→ Problem description:
Read the records below. Copy each line where the string "JSON" occurs.

→ Record extracts:
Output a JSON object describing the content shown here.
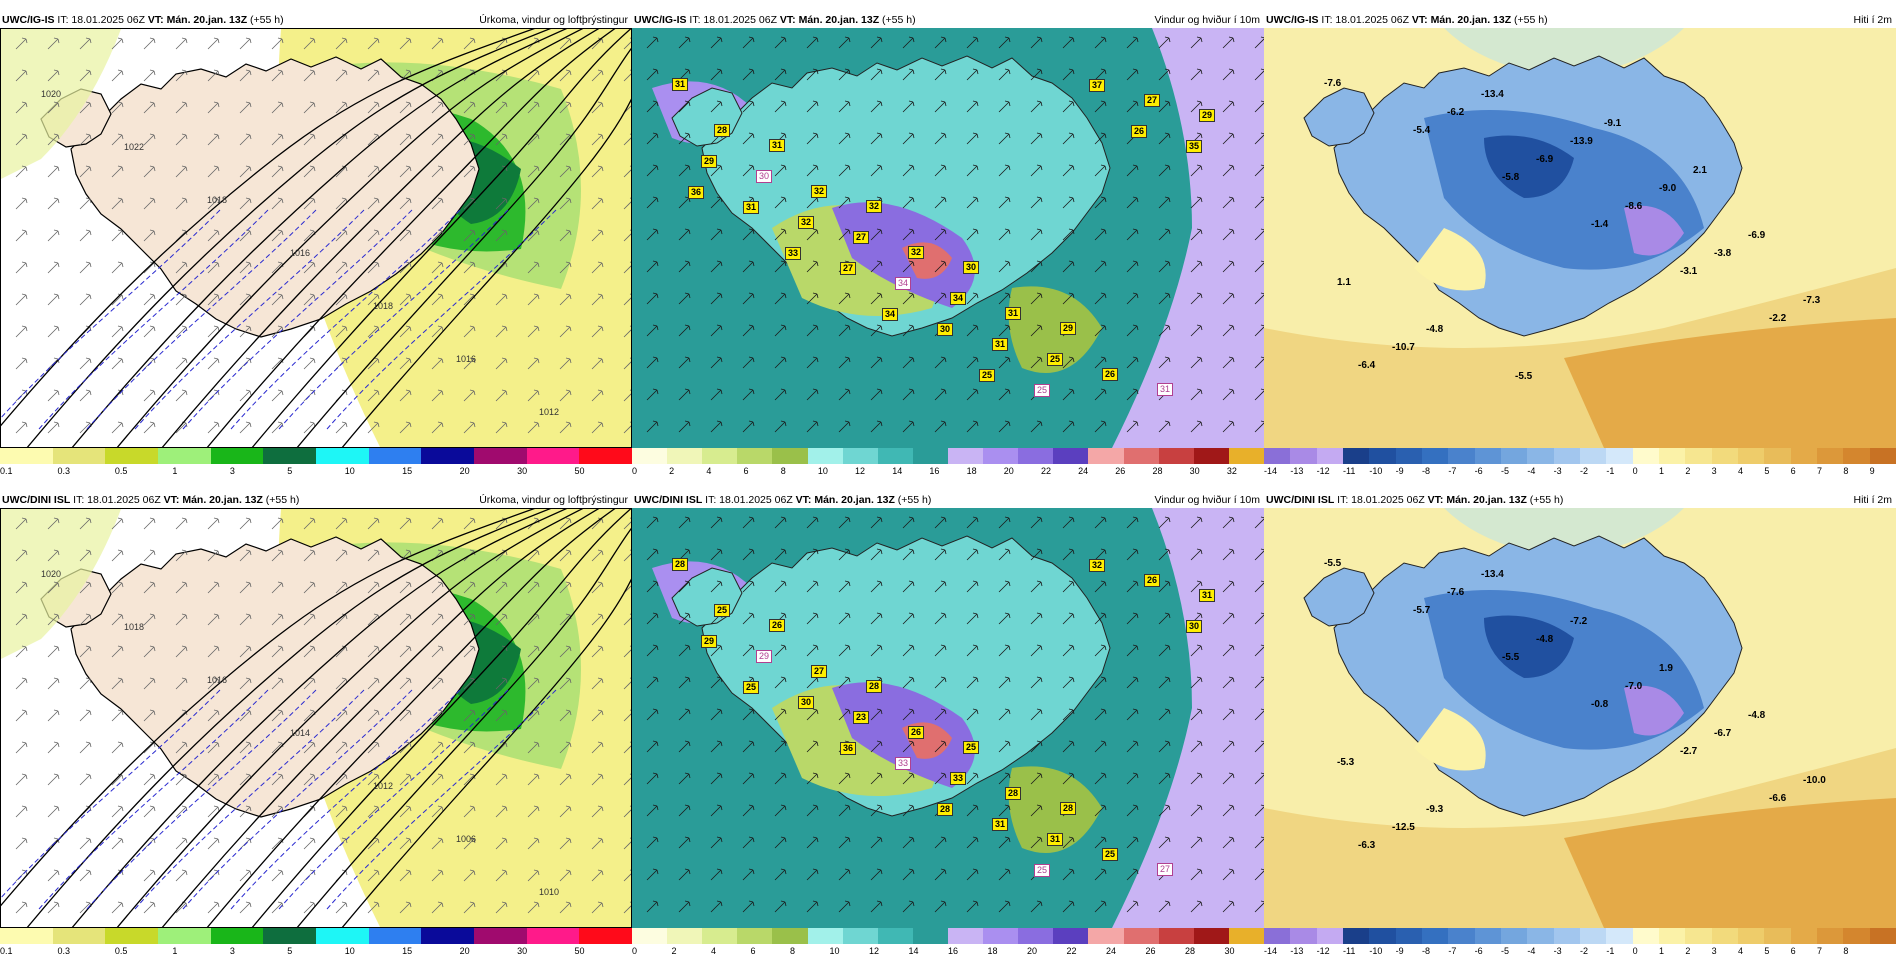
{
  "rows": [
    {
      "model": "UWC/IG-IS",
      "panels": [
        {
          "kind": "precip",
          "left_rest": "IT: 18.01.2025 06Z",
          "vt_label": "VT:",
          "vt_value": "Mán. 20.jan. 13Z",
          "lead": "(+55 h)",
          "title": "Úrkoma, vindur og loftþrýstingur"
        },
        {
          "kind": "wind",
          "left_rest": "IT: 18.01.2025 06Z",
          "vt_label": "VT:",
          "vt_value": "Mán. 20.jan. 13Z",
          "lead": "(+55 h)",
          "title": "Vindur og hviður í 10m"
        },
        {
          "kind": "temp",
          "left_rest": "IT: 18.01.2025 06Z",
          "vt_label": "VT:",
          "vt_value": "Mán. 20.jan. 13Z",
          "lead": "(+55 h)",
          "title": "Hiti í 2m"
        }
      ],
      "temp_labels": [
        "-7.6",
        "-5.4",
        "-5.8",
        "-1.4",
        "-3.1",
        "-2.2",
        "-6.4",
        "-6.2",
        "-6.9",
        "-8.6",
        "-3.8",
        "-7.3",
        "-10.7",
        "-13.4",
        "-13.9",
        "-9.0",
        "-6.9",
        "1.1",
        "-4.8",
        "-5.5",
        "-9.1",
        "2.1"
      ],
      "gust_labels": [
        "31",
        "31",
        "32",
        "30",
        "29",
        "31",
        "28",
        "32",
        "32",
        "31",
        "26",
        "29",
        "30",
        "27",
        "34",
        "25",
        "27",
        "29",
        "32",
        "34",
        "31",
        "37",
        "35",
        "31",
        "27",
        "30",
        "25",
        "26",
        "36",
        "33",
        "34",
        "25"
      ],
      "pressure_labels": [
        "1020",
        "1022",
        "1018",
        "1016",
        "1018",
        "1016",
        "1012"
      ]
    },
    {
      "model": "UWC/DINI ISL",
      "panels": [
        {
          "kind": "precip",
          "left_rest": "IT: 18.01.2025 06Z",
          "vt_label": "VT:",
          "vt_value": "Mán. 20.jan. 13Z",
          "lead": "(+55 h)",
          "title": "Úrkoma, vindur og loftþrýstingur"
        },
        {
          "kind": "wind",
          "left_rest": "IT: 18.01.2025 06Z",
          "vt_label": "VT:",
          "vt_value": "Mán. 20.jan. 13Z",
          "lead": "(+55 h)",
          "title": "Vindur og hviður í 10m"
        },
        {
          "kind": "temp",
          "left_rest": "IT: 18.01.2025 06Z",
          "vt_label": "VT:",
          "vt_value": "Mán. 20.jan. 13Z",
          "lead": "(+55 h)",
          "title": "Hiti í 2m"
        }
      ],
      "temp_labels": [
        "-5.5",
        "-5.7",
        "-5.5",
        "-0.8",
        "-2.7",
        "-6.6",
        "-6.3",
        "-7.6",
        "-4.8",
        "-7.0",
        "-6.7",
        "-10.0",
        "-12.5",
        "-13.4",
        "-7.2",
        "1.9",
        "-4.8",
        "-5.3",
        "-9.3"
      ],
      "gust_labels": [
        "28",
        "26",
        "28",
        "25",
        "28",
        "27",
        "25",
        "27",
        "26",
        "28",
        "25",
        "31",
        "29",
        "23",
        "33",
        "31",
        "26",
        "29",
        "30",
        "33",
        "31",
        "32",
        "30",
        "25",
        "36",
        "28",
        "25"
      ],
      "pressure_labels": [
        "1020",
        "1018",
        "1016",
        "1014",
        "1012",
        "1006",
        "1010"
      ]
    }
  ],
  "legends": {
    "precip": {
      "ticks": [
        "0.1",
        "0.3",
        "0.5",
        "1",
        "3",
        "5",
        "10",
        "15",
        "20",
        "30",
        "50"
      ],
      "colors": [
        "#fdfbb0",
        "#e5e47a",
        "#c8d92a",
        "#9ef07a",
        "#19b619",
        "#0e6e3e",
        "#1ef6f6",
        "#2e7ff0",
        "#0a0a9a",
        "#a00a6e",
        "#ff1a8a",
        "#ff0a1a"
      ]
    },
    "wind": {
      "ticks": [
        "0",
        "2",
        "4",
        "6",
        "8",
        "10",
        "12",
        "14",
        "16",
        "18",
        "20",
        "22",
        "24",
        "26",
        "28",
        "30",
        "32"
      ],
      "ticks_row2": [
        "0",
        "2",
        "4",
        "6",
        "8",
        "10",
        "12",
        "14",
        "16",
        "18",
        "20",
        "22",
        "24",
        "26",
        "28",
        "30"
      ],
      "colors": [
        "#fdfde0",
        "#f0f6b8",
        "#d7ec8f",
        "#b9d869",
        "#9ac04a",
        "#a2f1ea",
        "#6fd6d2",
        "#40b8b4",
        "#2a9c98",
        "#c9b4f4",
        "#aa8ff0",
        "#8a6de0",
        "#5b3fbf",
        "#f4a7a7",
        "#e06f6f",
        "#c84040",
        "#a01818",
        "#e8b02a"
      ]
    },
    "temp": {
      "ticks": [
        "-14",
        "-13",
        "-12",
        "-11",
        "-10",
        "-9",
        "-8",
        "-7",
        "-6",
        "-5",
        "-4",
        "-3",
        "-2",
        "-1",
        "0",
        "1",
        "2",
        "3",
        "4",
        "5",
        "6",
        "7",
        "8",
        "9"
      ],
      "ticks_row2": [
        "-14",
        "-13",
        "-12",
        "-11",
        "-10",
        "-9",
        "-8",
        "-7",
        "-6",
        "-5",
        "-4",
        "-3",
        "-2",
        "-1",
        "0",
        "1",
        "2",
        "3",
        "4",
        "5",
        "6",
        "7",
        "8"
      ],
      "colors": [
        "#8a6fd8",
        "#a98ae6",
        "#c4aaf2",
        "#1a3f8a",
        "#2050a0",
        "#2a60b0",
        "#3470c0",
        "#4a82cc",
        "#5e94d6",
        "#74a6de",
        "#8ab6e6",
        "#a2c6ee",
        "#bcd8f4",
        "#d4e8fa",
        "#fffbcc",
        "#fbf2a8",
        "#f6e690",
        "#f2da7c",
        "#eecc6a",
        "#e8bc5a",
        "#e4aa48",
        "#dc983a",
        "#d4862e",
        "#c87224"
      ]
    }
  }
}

==

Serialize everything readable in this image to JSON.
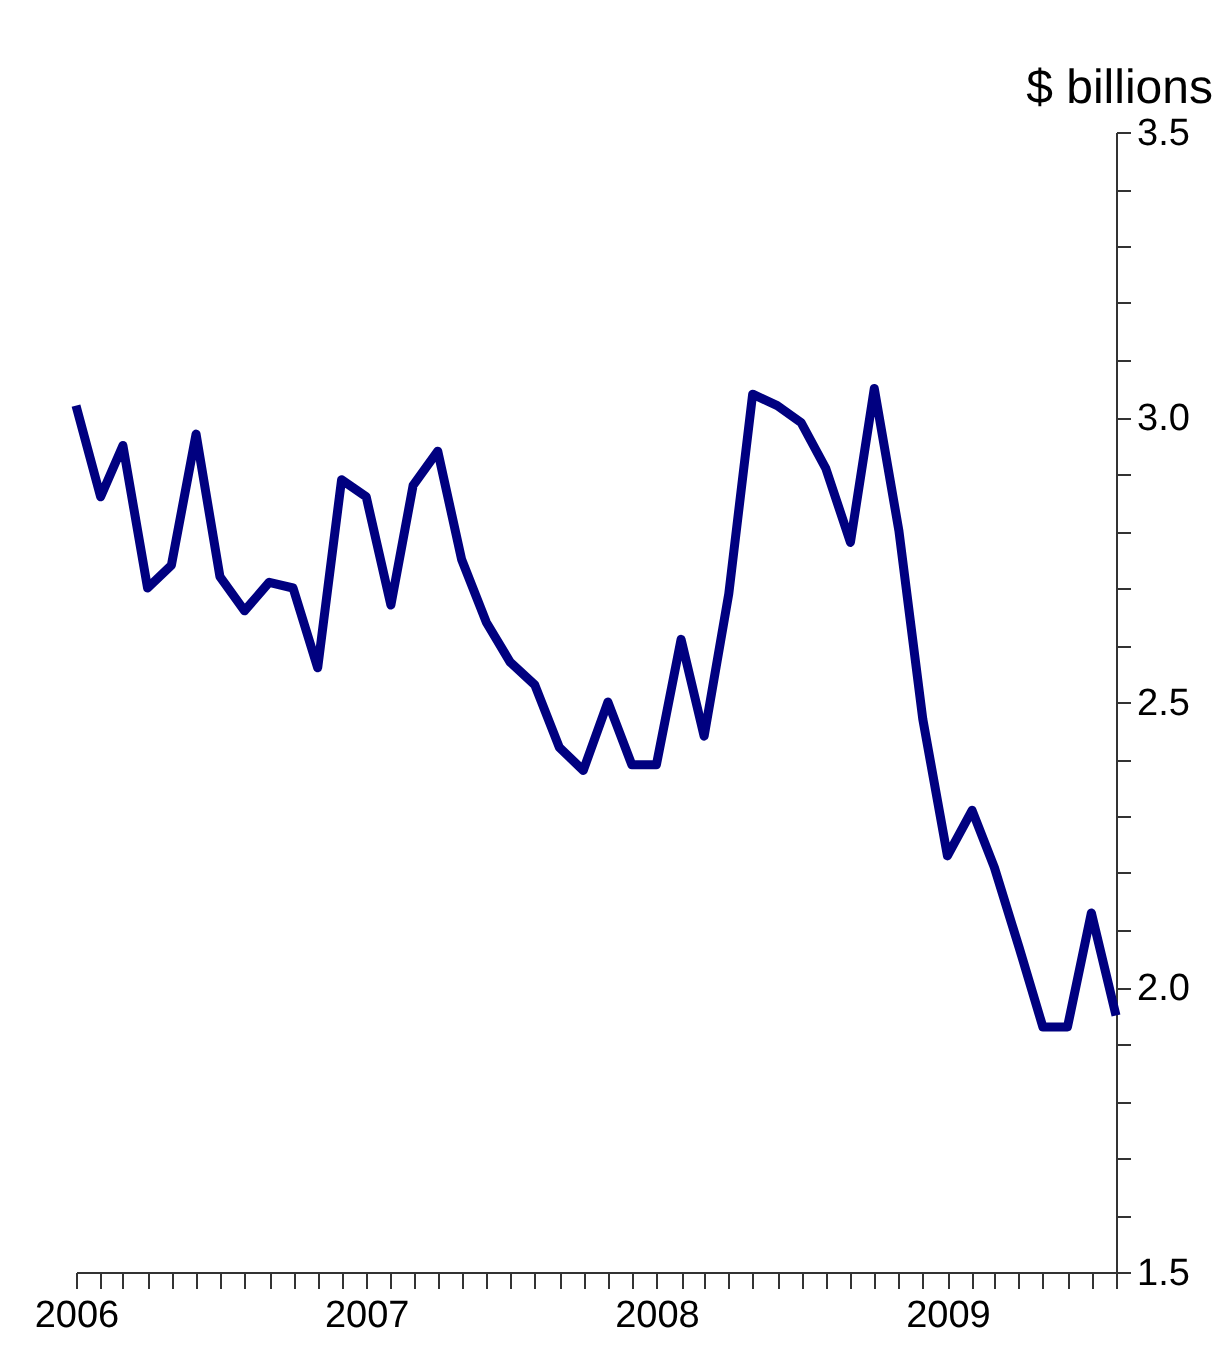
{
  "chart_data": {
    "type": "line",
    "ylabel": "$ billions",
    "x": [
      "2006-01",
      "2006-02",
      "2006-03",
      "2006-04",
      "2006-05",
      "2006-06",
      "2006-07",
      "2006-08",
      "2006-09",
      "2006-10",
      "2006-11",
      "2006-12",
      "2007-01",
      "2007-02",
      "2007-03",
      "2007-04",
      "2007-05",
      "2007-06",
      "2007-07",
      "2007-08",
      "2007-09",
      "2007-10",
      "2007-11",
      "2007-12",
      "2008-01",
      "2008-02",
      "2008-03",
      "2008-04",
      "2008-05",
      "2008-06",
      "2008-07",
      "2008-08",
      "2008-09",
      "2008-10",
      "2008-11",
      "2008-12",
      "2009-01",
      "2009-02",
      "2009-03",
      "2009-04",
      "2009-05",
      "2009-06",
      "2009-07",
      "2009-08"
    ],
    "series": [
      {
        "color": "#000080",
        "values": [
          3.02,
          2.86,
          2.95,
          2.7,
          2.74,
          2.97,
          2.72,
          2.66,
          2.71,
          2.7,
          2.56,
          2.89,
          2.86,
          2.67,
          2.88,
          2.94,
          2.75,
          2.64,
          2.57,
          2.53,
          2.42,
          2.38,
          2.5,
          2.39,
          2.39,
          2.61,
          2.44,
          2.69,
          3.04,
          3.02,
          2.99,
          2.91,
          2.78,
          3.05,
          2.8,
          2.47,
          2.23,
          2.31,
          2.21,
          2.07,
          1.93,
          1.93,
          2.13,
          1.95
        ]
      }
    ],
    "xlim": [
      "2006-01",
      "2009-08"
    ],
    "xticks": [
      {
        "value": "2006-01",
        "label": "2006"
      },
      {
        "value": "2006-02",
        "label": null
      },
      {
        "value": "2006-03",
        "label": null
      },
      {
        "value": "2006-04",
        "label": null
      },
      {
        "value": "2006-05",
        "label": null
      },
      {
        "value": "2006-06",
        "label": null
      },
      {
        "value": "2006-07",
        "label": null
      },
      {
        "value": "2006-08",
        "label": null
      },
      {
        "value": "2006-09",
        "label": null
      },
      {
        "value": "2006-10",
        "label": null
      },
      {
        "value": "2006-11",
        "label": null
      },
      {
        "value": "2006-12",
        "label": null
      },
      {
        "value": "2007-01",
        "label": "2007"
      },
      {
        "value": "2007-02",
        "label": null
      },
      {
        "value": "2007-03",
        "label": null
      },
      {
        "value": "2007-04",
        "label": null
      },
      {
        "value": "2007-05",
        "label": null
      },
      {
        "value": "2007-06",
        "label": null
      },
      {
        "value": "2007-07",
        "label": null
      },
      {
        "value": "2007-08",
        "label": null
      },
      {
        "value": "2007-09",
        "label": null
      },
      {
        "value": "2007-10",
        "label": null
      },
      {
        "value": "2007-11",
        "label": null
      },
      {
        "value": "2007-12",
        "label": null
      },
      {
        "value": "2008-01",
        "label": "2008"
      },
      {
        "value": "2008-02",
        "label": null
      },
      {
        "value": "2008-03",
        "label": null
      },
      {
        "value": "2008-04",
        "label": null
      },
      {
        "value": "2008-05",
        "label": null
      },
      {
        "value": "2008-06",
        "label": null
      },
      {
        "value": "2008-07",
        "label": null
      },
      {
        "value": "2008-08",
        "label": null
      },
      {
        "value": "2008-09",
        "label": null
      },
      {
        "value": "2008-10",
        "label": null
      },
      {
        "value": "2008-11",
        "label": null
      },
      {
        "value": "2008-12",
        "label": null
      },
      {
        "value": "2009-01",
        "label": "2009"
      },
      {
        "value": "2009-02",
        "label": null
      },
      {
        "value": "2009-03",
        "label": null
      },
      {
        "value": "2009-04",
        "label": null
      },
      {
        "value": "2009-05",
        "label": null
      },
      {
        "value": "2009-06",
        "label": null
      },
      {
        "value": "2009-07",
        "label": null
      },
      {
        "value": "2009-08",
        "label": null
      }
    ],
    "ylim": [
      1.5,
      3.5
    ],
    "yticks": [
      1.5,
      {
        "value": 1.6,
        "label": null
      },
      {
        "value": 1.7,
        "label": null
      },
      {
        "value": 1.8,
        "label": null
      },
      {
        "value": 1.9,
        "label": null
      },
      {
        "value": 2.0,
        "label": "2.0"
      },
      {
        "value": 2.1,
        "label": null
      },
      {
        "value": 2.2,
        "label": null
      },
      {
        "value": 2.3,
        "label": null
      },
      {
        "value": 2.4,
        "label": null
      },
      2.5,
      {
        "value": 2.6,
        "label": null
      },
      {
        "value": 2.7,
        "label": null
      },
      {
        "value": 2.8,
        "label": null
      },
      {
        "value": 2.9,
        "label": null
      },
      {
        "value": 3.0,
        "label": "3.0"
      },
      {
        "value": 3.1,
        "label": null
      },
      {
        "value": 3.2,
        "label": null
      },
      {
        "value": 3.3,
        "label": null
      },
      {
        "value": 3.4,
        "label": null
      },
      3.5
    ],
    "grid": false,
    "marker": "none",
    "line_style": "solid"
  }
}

→ Expected output:
Output a JSON object describing the content shown here.
Serialize everything readable in this image to JSON.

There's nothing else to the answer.